- Directions for this task -
Reproduce word for word the part of the comments on semi-automatic testing starting at "Full disclosure –" and ending at "property and cross-checking.".

- Source document -
=== Begin Enclosure ===
It would be great if we didn’t have to commit to one testing methodology, and if we could reuse efforts on both sides of the fence for great victory.

3 Responses to “Semi-automatic testing”

  1. ToRA says:

    Full disclosure – this was my PhD, so it’s “research ware”; I’ve worked on a Haskell testing tool that sits in the more-automated side, that can do runtime (-segfault), property and cross-checking.

    What was interesting was that for cross-checking (testing different implementations), it’s not necessarily the case that taking the inputs used in an old test suite and putting them into a new implementation is the most helpful thing to do. Haskell’s laziness actually opens up a whole world of being able to spot differences in strictness in different implementations. Also LazySmallCheck should be in that picture, leaning towards the ‘faking symbolic execution’ side. (The LSC approach is similar to what my tool does).

    http://www.doc.ic.ac.uk/~tora/irulan/

  2. Thomas says:

    I think it’s better to try and prove all the properties (algebraic laws of type class instances like Monads, Applicatives, etc. come to mind) that can be proved with a reasonable amount of work and let those intelligent automated testing tools only loose on those bits that can’t be proved or where formal proof would actually waste more time because you might not care about all the corner cases that you have to look at in the course of a proof development.

    I’m writing this mainly because as a side project I’m currently building a small library of type classes modelled after the category theory inspired data structures in Haskell. The purpose is two-fold: First, I cannot stand it when you have obviously trivially provable laws and, yet, do not prove them (or let tools like QuickCheck convince you via intelligent hand waving that your pointed Functor instance adheres to the law). The second reason is that even in the Haskell community people feel that one should reform the hierarchy of type classes such that you develop Monads from Functors or have different additive Monads with different laws to solve the problem that MonadPlus [] might satisfy left distribution, but MonadPlus Maybe does satisfy left catch instead.
=== End Enclosure ===
[Saved data entries]
=== Begin Enclosure ===
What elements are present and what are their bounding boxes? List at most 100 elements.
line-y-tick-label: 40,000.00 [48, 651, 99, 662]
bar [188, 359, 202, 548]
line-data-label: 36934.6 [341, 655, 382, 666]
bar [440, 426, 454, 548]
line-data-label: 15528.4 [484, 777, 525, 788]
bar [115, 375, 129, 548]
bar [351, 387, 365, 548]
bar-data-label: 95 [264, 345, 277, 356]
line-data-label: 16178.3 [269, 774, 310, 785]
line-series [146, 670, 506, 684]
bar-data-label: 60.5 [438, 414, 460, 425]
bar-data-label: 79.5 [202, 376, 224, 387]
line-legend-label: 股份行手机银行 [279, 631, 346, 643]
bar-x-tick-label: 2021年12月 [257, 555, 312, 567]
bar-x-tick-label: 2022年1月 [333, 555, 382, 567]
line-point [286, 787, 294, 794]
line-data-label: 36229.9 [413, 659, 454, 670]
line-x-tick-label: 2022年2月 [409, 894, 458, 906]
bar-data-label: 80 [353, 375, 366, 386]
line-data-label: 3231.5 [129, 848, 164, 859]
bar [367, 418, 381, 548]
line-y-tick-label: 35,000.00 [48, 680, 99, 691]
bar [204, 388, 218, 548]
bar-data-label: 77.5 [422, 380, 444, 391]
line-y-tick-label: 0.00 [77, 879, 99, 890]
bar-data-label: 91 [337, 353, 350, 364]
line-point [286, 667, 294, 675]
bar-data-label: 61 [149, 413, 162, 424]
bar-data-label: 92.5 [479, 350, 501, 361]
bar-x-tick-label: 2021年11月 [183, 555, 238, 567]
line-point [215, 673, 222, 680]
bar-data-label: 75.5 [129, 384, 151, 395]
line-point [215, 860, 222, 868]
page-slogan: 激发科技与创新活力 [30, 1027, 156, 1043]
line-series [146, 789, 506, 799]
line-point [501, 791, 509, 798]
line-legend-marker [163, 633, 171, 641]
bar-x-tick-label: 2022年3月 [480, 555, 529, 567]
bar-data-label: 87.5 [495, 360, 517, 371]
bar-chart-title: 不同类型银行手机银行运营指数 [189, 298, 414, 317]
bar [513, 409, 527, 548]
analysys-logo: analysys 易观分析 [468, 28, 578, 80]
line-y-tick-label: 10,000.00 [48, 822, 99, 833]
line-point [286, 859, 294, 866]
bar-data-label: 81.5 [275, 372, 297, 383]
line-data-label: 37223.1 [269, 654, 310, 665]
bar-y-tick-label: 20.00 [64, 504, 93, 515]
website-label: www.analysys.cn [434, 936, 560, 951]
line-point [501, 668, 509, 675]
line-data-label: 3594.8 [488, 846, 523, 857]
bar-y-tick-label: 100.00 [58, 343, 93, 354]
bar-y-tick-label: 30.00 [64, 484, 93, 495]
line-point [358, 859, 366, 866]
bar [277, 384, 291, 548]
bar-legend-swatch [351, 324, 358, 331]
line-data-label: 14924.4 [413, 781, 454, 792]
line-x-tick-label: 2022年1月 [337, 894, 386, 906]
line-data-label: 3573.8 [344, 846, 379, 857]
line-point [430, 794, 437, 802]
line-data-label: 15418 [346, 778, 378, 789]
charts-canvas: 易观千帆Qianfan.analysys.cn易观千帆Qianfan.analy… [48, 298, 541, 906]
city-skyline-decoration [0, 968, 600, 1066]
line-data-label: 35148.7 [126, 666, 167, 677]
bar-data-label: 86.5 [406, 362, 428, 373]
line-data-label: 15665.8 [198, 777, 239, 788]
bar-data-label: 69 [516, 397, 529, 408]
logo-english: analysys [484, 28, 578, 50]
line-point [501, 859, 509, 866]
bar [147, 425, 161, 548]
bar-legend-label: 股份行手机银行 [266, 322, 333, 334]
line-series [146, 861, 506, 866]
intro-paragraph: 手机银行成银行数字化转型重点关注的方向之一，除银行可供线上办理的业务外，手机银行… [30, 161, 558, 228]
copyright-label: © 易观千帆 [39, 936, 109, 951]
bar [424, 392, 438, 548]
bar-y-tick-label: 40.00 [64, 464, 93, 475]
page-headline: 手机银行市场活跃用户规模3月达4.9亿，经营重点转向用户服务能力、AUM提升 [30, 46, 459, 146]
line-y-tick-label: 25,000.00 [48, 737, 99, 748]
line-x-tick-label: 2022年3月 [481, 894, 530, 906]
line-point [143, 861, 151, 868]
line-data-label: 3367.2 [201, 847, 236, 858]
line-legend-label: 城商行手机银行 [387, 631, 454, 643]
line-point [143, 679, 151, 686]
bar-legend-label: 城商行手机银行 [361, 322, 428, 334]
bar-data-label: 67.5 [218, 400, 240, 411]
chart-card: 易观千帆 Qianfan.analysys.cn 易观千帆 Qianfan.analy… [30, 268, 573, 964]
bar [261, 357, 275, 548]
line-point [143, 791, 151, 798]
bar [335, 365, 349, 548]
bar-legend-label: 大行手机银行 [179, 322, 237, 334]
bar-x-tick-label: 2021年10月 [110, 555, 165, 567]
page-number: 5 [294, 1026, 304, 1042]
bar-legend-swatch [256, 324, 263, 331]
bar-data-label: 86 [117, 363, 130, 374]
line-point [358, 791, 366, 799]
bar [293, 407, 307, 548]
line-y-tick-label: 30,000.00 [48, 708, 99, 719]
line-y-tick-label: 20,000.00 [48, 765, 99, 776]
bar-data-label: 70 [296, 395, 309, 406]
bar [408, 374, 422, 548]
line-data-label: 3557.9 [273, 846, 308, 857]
=== End Enclosure ===
- Exercise answer -
Full disclosure – this was my PhD, so it’s “research ware”; I’ve worked on a Haskell testing tool that sits in the more-automated side, that can do runtime (-segfault), property and cross-checking.